>> Start

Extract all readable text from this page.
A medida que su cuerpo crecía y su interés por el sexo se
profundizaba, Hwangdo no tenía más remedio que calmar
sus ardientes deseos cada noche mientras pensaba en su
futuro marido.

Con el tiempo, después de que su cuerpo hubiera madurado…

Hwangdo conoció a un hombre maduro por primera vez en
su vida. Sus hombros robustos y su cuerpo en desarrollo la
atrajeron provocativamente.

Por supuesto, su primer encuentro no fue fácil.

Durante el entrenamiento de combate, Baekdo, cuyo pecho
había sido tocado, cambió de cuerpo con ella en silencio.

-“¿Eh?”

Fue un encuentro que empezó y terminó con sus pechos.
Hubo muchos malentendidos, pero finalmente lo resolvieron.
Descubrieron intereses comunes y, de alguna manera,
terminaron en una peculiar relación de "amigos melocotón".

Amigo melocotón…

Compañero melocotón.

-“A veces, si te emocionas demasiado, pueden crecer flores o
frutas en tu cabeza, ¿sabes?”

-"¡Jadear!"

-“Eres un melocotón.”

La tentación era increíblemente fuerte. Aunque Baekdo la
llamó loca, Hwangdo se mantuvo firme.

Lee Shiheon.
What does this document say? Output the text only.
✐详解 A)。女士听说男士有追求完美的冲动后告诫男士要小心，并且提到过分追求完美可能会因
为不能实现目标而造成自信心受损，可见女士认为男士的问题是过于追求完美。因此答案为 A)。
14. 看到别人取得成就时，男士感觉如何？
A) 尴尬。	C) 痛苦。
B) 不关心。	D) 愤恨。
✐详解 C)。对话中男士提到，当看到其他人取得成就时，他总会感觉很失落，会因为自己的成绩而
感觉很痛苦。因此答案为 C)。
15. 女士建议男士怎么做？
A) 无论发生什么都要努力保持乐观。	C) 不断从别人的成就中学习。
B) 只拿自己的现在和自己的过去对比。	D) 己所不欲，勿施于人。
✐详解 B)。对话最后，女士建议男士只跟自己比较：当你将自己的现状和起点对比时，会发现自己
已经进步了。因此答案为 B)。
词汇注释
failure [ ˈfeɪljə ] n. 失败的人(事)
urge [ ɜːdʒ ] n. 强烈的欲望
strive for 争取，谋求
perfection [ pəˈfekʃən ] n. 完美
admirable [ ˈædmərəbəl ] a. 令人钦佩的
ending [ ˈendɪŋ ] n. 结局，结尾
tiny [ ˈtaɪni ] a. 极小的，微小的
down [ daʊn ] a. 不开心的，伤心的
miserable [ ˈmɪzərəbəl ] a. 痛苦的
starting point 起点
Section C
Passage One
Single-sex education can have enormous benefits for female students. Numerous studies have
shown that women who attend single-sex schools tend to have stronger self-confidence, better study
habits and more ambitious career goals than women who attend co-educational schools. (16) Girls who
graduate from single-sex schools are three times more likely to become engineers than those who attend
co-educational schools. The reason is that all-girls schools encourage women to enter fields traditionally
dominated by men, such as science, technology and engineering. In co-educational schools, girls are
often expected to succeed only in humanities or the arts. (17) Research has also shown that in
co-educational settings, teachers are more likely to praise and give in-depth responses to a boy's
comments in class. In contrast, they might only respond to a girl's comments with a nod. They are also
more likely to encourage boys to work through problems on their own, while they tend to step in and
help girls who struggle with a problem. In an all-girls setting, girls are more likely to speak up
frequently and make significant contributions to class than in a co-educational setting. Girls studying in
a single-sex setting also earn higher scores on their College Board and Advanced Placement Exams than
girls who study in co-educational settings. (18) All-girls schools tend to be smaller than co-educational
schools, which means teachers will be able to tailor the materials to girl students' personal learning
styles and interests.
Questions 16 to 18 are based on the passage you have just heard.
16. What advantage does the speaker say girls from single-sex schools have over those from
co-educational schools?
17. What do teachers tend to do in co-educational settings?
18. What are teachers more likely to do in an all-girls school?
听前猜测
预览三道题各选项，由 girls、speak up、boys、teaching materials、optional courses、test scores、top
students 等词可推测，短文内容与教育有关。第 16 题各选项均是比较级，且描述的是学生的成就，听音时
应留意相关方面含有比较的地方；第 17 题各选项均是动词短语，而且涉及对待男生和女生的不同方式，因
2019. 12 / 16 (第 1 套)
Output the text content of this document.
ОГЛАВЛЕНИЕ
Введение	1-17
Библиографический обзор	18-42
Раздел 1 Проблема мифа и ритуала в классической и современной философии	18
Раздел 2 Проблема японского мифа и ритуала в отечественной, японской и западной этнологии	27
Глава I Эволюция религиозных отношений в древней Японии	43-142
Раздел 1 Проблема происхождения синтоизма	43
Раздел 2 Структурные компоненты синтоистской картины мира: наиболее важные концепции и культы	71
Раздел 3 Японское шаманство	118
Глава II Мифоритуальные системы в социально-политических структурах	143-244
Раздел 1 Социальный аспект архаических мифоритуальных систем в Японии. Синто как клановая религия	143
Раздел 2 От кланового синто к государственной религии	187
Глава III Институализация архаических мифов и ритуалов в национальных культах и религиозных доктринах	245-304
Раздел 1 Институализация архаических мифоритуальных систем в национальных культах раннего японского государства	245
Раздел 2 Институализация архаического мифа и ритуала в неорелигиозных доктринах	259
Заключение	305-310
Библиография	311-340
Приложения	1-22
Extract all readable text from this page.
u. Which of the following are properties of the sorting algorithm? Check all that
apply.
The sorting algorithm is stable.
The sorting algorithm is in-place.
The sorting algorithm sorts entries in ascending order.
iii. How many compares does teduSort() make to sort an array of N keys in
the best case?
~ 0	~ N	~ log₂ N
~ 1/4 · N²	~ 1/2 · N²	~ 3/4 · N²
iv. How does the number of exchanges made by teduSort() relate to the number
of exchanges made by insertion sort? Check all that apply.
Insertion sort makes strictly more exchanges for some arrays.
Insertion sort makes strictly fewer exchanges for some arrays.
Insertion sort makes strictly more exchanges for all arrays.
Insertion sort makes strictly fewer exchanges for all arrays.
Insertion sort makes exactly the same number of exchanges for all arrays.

>> End

Set problem
Work through the listing above and report how many lines include the string "have", with no other text.

Expected answer
4